- PROVIDED ENTRIES
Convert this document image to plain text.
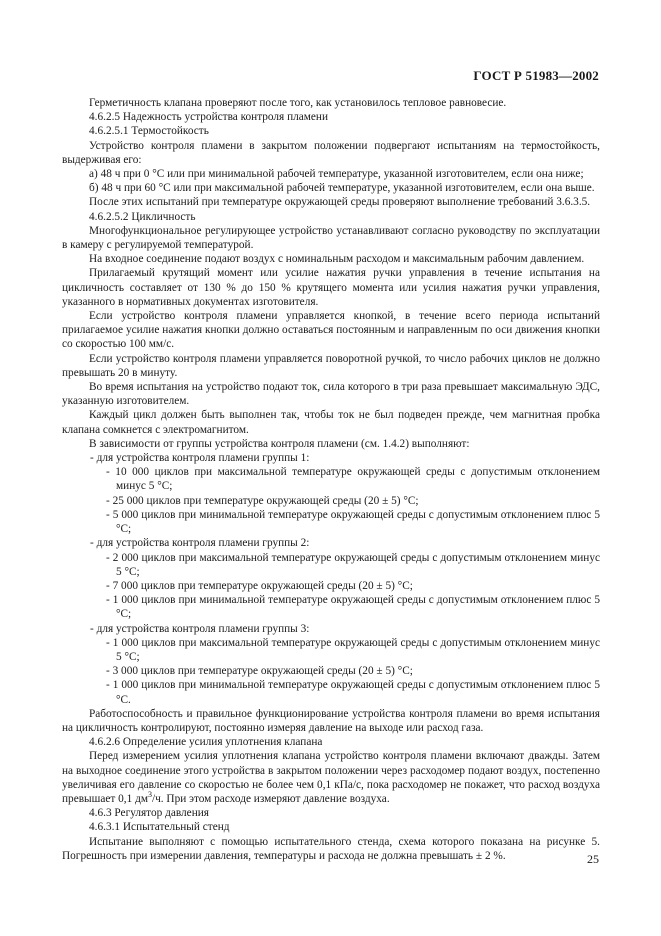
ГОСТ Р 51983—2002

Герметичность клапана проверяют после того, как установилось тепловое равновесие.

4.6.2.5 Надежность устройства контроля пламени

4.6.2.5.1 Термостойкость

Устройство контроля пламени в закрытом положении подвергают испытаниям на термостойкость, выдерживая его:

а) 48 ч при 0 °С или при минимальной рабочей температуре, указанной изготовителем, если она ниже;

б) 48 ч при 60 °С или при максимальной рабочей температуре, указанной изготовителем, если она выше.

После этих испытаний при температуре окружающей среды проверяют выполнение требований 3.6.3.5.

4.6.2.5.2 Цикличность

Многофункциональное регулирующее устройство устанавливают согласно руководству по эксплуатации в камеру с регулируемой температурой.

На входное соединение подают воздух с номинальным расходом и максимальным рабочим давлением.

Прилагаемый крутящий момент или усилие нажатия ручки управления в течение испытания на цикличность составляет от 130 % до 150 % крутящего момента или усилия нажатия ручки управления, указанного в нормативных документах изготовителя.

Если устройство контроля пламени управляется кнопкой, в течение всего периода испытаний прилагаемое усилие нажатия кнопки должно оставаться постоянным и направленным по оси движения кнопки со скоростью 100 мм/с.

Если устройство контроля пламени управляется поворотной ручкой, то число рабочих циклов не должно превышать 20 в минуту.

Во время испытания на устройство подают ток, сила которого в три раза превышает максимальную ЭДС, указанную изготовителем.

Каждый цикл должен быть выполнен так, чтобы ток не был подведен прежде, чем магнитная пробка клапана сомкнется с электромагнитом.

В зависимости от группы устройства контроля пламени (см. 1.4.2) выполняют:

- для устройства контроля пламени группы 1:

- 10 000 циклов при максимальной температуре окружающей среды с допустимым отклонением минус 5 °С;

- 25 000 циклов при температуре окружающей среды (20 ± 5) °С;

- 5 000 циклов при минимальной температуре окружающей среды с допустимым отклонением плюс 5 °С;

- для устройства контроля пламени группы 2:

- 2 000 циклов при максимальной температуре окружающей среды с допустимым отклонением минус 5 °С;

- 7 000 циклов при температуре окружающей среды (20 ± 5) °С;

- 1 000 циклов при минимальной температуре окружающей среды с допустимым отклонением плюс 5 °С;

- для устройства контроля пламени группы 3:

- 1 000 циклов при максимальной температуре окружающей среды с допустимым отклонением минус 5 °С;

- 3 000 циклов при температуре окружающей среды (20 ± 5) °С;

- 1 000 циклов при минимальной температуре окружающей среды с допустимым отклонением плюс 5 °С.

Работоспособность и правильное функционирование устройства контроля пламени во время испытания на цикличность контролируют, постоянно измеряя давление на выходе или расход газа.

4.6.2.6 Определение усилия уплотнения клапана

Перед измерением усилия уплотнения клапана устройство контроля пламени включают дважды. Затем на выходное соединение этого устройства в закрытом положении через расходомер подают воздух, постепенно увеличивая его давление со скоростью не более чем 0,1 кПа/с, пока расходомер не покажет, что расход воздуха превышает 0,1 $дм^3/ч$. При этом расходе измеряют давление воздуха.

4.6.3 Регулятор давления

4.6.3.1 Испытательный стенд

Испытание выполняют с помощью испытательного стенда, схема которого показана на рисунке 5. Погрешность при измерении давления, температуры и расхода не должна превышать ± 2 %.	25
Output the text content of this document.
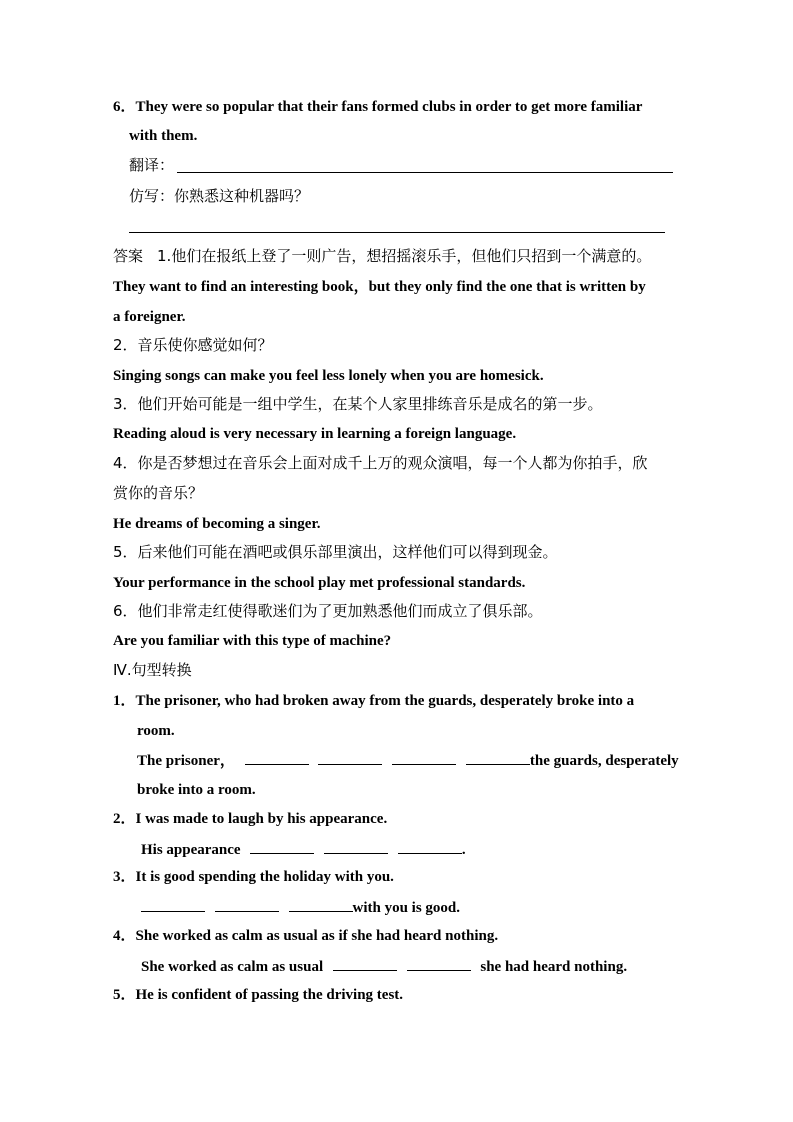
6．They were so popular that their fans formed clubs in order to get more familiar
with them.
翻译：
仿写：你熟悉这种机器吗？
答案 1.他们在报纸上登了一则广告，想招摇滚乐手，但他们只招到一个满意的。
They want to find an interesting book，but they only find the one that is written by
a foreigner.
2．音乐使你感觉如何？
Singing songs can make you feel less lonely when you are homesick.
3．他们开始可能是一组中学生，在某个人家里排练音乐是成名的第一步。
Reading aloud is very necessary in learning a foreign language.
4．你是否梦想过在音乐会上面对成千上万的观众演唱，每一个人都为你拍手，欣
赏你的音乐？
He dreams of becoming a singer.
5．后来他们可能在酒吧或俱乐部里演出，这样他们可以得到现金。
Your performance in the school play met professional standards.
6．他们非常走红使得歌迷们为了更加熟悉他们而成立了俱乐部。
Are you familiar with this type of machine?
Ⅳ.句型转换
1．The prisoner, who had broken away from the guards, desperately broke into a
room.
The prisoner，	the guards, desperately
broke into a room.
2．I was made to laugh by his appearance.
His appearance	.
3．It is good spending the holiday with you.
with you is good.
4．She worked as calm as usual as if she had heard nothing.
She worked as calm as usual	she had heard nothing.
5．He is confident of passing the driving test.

- TASK BRIEF
Output the records above exactly as they are, leaving out the pictures.

- EXERCISE SOLUTION
Convert this document image to plain text.
ГОСТ Р 51983—2002

Герметичность клапана проверяют после того, как установилось тепловое равновесие.

4.6.2.5 Надежность устройства контроля пламени

4.6.2.5.1 Термостойкость

Устройство контроля пламени в закрытом положении подвергают испытаниям на термостойкость, выдерживая его:

а) 48 ч при 0 °С или при минимальной рабочей температуре, указанной изготовителем, если она ниже;

б) 48 ч при 60 °С или при максимальной рабочей температуре, указанной изготовителем, если она выше.

После этих испытаний при температуре окружающей среды проверяют выполнение требований 3.6.3.5.

4.6.2.5.2 Цикличность

Многофункциональное регулирующее устройство устанавливают согласно руководству по эксплуатации в камеру с регулируемой температурой.

На входное соединение подают воздух с номинальным расходом и максимальным рабочим давлением.

Прилагаемый крутящий момент или усилие нажатия ручки управления в течение испытания на цикличность составляет от 130 % до 150 % крутящего момента или усилия нажатия ручки управления, указанного в нормативных документах изготовителя.

Если устройство контроля пламени управляется кнопкой, в течение всего периода испытаний прилагаемое усилие нажатия кнопки должно оставаться постоянным и направленным по оси движения кнопки со скоростью 100 мм/с.

Если устройство контроля пламени управляется поворотной ручкой, то число рабочих циклов не должно превышать 20 в минуту.

Во время испытания на устройство подают ток, сила которого в три раза превышает максимальную ЭДС, указанную изготовителем.

Каждый цикл должен быть выполнен так, чтобы ток не был подведен прежде, чем магнитная пробка клапана сомкнется с электромагнитом.

В зависимости от группы устройства контроля пламени (см. 1.4.2) выполняют:

- для устройства контроля пламени группы 1:

- 10 000 циклов при максимальной температуре окружающей среды с допустимым отклонением минус 5 °С;

- 25 000 циклов при температуре окружающей среды (20 ± 5) °С;

- 5 000 циклов при минимальной температуре окружающей среды с допустимым отклонением плюс 5 °С;

- для устройства контроля пламени группы 2:

- 2 000 циклов при максимальной температуре окружающей среды с допустимым отклонением минус 5 °С;

- 7 000 циклов при температуре окружающей среды (20 ± 5) °С;

- 1 000 циклов при минимальной температуре окружающей среды с допустимым отклонением плюс 5 °С;

- для устройства контроля пламени группы 3:

- 1 000 циклов при максимальной температуре окружающей среды с допустимым отклонением минус 5 °С;

- 3 000 циклов при температуре окружающей среды (20 ± 5) °С;

- 1 000 циклов при минимальной температуре окружающей среды с допустимым отклонением плюс 5 °С.

Работоспособность и правильное функционирование устройства контроля пламени во время испытания на цикличность контролируют, постоянно измеряя давление на выходе или расход газа.

4.6.2.6 Определение усилия уплотнения клапана

Перед измерением усилия уплотнения клапана устройство контроля пламени включают дважды. Затем на выходное соединение этого устройства в закрытом положении через расходомер подают воздух, постепенно увеличивая его давление со скоростью не более чем 0,1 кПа/с, пока расходомер не покажет, что расход воздуха превышает 0,1 $дм^3/ч$. При этом расходе измеряют давление воздуха.

4.6.3 Регулятор давления

4.6.3.1 Испытательный стенд

Испытание выполняют с помощью испытательного стенда, схема которого показана на рисунке 5. Погрешность при измерении давления, температуры и расхода не должна превышать ± 2 %.	25
Output the text content of this document.
6．They were so popular that their fans formed clubs in order to get more familiar
with them.
翻译：
仿写：你熟悉这种机器吗？
答案 1.他们在报纸上登了一则广告，想招摇滚乐手，但他们只招到一个满意的。
They want to find an interesting book，but they only find the one that is written by
a foreigner.
2．音乐使你感觉如何？
Singing songs can make you feel less lonely when you are homesick.
3．他们开始可能是一组中学生，在某个人家里排练音乐是成名的第一步。
Reading aloud is very necessary in learning a foreign language.
4．你是否梦想过在音乐会上面对成千上万的观众演唱，每一个人都为你拍手，欣
赏你的音乐？
He dreams of becoming a singer.
5．后来他们可能在酒吧或俱乐部里演出，这样他们可以得到现金。
Your performance in the school play met professional standards.
6．他们非常走红使得歌迷们为了更加熟悉他们而成立了俱乐部。
Are you familiar with this type of machine?
Ⅳ.句型转换
1．The prisoner, who had broken away from the guards, desperately broke into a
room.
The prisoner，	the guards, desperately
broke into a room.
2．I was made to laugh by his appearance.
His appearance	.
3．It is good spending the holiday with you.
with you is good.
4．She worked as calm as usual as if she had heard nothing.
She worked as calm as usual	she had heard nothing.
5．He is confident of passing the driving test.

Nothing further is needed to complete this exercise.